-- start --

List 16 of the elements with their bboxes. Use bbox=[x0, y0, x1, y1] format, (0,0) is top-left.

-- end --
-- start --

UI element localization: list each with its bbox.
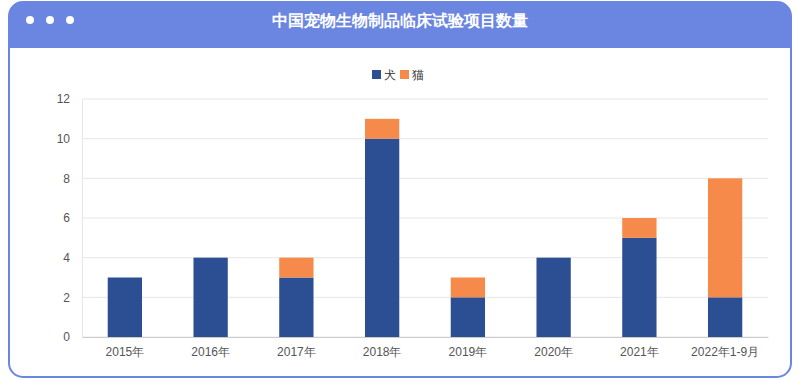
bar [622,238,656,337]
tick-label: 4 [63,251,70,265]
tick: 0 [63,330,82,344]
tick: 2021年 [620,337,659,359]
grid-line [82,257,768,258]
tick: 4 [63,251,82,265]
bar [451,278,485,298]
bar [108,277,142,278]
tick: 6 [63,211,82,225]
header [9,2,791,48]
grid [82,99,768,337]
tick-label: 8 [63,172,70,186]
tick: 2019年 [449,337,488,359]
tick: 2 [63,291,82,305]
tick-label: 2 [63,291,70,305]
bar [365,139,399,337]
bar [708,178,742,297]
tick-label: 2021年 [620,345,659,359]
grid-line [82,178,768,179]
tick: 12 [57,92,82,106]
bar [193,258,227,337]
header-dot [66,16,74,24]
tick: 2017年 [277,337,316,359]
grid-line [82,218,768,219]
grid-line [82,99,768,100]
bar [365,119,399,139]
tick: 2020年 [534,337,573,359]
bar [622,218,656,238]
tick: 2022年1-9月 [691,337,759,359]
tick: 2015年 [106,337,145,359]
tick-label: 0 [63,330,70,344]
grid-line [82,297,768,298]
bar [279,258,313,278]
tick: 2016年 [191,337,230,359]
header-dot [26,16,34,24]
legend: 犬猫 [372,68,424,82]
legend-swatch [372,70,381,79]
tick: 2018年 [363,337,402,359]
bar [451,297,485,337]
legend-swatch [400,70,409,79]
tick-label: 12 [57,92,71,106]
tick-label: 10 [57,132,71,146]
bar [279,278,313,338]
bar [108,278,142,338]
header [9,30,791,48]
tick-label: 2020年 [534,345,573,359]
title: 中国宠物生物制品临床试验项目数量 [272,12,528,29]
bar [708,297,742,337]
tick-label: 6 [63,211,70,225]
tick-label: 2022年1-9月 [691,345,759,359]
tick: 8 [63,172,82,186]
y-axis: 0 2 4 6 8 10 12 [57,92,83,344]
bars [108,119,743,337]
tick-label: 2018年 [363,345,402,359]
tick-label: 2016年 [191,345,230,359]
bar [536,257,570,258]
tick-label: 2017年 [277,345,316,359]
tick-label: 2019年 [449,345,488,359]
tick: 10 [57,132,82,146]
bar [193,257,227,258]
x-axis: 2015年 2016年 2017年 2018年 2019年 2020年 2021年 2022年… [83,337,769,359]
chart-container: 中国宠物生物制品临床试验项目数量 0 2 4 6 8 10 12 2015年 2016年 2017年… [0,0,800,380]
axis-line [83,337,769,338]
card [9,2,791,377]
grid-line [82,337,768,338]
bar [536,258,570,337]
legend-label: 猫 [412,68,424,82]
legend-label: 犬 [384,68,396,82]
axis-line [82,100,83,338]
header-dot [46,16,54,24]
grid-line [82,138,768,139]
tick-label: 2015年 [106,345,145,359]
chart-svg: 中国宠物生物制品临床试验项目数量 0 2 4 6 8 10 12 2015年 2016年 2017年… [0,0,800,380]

-- end --

* Task prompt *
Pull out the lines of the data starting with the line containing "UI element localization: list" and going on through the line containing "grid-line [82,178,768,179]", reproducing them word for word. Leave the pictures out of your answer.

* Solution for this task *
UI element localization: list each with its bbox.
bar [622,238,656,337]
tick-label: 4 [63,251,70,265]
tick: 0 [63,330,82,344]
tick: 2021年 [620,337,659,359]
grid-line [82,257,768,258]
tick: 4 [63,251,82,265]
bar [451,278,485,298]
bar [108,277,142,278]
tick: 6 [63,211,82,225]
header [9,2,791,48]
grid [82,99,768,337]
tick-label: 8 [63,172,70,186]
tick: 2019年 [449,337,488,359]
tick: 2 [63,291,82,305]
tick-label: 2 [63,291,70,305]
bar [365,139,399,337]
bar [708,178,742,297]
tick-label: 2021年 [620,345,659,359]
grid-line [82,178,768,179]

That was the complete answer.